(Rows from a dataset)
# # #

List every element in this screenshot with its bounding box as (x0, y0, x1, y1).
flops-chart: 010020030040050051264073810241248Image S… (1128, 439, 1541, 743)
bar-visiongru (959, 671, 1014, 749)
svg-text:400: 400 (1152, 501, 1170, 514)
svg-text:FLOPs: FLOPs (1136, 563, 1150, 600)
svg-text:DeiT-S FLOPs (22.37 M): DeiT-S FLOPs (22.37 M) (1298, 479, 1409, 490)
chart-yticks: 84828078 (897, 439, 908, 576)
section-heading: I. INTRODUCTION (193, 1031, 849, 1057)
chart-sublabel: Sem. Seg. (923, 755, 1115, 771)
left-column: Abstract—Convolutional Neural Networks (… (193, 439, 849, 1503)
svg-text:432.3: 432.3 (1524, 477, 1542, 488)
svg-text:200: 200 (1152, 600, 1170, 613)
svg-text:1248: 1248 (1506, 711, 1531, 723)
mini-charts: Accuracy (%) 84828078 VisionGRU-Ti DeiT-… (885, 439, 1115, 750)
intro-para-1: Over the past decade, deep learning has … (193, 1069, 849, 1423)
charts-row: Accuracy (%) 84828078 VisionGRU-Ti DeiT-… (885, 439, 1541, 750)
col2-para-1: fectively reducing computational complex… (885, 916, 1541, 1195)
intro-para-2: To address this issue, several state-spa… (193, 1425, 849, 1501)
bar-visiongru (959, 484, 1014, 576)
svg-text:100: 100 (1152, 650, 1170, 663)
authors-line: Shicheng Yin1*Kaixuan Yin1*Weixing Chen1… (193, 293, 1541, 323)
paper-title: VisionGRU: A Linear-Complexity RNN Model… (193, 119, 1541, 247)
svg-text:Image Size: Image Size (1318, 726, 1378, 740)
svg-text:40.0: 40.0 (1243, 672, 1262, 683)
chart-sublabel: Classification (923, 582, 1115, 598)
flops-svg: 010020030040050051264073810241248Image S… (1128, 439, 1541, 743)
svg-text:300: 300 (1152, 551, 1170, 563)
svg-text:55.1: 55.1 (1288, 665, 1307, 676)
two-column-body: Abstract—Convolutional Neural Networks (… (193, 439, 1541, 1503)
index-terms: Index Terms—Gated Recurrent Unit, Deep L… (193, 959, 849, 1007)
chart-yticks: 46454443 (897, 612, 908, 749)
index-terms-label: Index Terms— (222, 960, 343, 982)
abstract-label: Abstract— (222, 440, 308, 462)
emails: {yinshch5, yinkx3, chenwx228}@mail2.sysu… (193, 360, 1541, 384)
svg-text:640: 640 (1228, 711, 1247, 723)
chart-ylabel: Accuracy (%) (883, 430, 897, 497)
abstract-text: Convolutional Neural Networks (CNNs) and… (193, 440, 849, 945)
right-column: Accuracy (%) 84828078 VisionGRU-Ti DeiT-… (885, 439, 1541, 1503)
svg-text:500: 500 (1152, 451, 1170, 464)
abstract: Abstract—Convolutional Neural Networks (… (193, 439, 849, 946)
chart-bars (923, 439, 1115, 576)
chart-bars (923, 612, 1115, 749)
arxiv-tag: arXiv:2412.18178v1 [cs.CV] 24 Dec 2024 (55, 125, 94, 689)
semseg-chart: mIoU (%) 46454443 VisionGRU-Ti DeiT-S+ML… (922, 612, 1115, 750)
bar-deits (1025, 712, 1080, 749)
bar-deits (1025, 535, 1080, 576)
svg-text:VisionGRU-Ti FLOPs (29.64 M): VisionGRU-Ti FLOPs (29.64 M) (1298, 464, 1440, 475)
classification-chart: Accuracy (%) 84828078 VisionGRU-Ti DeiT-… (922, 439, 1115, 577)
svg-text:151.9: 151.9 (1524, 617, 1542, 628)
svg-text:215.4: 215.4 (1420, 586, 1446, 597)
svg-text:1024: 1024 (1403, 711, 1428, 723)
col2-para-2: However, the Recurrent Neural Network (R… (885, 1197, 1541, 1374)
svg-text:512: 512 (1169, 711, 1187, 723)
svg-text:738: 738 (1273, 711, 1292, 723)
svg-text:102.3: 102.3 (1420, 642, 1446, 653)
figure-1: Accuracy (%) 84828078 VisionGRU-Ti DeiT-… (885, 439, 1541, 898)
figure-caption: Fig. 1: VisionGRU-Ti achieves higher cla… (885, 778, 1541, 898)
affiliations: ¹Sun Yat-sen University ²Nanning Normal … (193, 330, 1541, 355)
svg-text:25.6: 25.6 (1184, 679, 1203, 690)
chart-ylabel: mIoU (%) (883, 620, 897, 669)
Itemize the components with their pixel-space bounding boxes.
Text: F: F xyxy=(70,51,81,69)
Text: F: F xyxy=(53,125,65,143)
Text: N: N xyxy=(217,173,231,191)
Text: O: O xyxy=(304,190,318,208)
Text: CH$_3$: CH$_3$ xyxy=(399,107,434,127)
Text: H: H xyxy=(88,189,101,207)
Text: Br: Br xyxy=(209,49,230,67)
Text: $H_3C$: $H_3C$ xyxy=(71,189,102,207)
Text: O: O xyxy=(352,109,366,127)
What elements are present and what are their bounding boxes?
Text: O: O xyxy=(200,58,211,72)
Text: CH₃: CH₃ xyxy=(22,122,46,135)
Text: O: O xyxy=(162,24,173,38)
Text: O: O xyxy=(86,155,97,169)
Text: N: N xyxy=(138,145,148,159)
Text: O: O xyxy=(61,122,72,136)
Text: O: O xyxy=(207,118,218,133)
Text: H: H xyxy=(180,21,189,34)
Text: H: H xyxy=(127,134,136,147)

# # #

Work instructions: Please collect every line of the records above that contains the string "charts", matching case exactly.

Exercise answer:
mini-charts: Accuracy (%) 84828078 VisionGRU-Ti DeiT-… (885, 439, 1115, 750)
charts-row: Accuracy (%) 84828078 VisionGRU-Ti DeiT-… (885, 439, 1541, 750)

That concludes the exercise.